(Document extract):

========

# Can the country afford to give pay rises to public sector employees ?



## LouisCribben (12 May 2009)

I was just reading the above article today

Apparently the government don't want to "anger public sector workers" by not giving them a payrise...............

Is it just me, or is everybody else a bit surprised, ....We are going to have a 25 billion deficit this year....and we are giving payrises to folk in the public sector, at a time when nearly everyone in the private sector has been given a payfreeze/paycut or lost their job ?

Are the payrises mentioned in the article contractual, do the government have no option but to pay them ?


----------



## GMD (12 May 2009)

My understanding is that increments are part of the terms and conditions of certain jobs both public and private (esp Banking) so that whilst people are taking salary freezes or paycuts (i.e. non payment of the partnership agreements) that they may still be able to get the next increment on the scale.
I accept that there is serious hardship being felt at the moment by a lot of people but I really would be interested in getting accurate figures on quotes like "at a time when nearly everyone in the private sector has been given a paycut or lost their job" is this actually the case.
The reason I say this is because from speaking to friends of mine recently in professional circles, the landsdowne research in the article doesn't add up, none had lost their jobs, one had taken a paycut (graphic design), most continued to be paid as normal, (Doctors, accountants, Solicitors) and a number were getting their agreed increase in 09 and one got a bonus at Easter for 08 targets(Non Irish bank, however they were told that the bank would not cover gym or golfclub membership this year)

========

(Data provided):
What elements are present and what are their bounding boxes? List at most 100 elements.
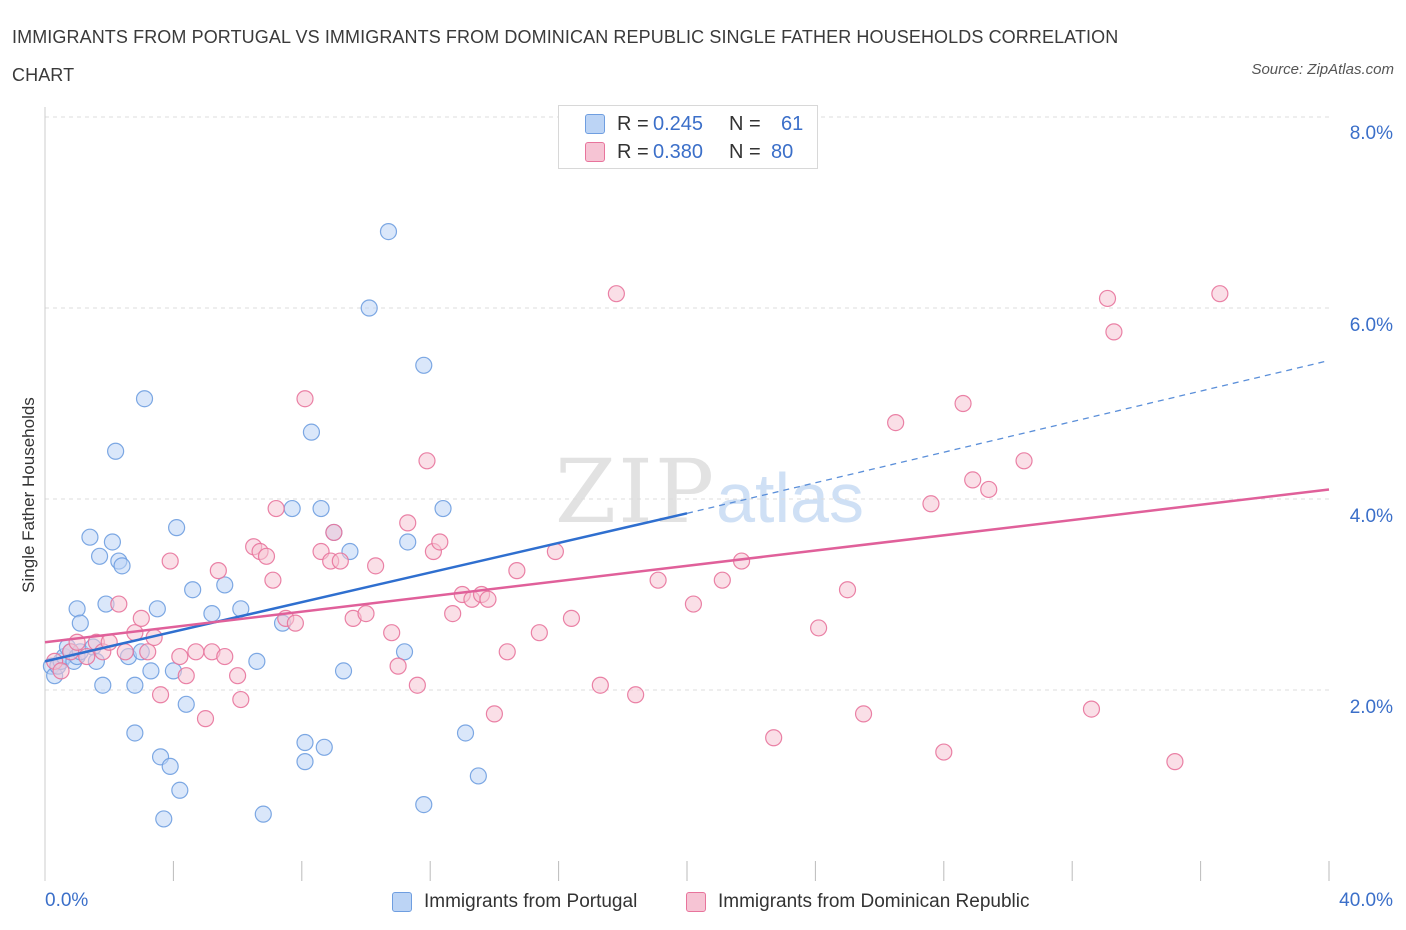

========

(Written problem): Carry on the forum thread about pay rises for public sector employees, starting right after its last sentence.

(Task result):
----------



## becky (12 May 2009)

Most staff in the PS/CS are on a scale so freezing increments would be a breach of contract.


----------



## UptheDeise (12 May 2009)

No, of course we can't afford to be dishing out payrises. But the agreement is contractual so there's nothing we can do.


----------



## Firefly (12 May 2009)

Unions i presume, doing their bit for the country again


----------



## Deiseblue (12 May 2009)

Firefly said:


> Unions i presume, doing their bit for the country again


Same in the Banks , all those on union agreed contacts will get an incremental raise annually until they hit top of scale.
I believe the same applies in the ESB.
Yes it is down to the unions doing their bit for their members , thankfully !


----------



## Mpsox (12 May 2009)

Can the country afford to pay this?, no

Does the government have the b..ls to take on the unions over this?, no

are the taxpayers of Ireland going to have to pay for it? yes


----------



## Guest128 (12 May 2009)

Deiseblue said:


> Same in the Banks , all those on union agreed contacts will get an incremental raise annually until they hit top of scale.
> I believe the same applies in the ESB.
> Yes it is down to the unions doing their bit for their members , thankfully !



Why has there not been more (any) redundancy in the banks when there is elsewhere? They cant possibly be as busy as they used to be, if you took mortgage processing/approving staff alone as an example? What are the staff doing now that were approving 20 mortgages a day for the last 5 years??


----------



## Sunny (12 May 2009)

FLANDERS` said:


> Why has there not been more (any) redundancy in the banks when there is elsewhere? They cant possibly be as busy as they used to be, if you took mortgage processing/approving staff alone as an example? What are the staff doing now that were approving 20 mortgages a day for the last 5 years??


 
Have been moved to chasing up the loans!!


----------



## Mpsox (12 May 2009)

FLANDERS` said:


> Why has there not been more (any) redundancy in the banks when there is elsewhere? They cant possibly be as busy as they used to be, if you took mortgage processing/approving staff alone as an example? What are the staff doing now that were approving 20 mortgages a day for the last 5 years??


 
Many of them have been moved to debt recovery, most temps/agency staff have been left go and they have recruitment bans in place. Ulster Bank for example has negotiated with the union for a 10% reduction in staff numbers over the next 12 months.


----------



## Deiseblue (12 May 2009)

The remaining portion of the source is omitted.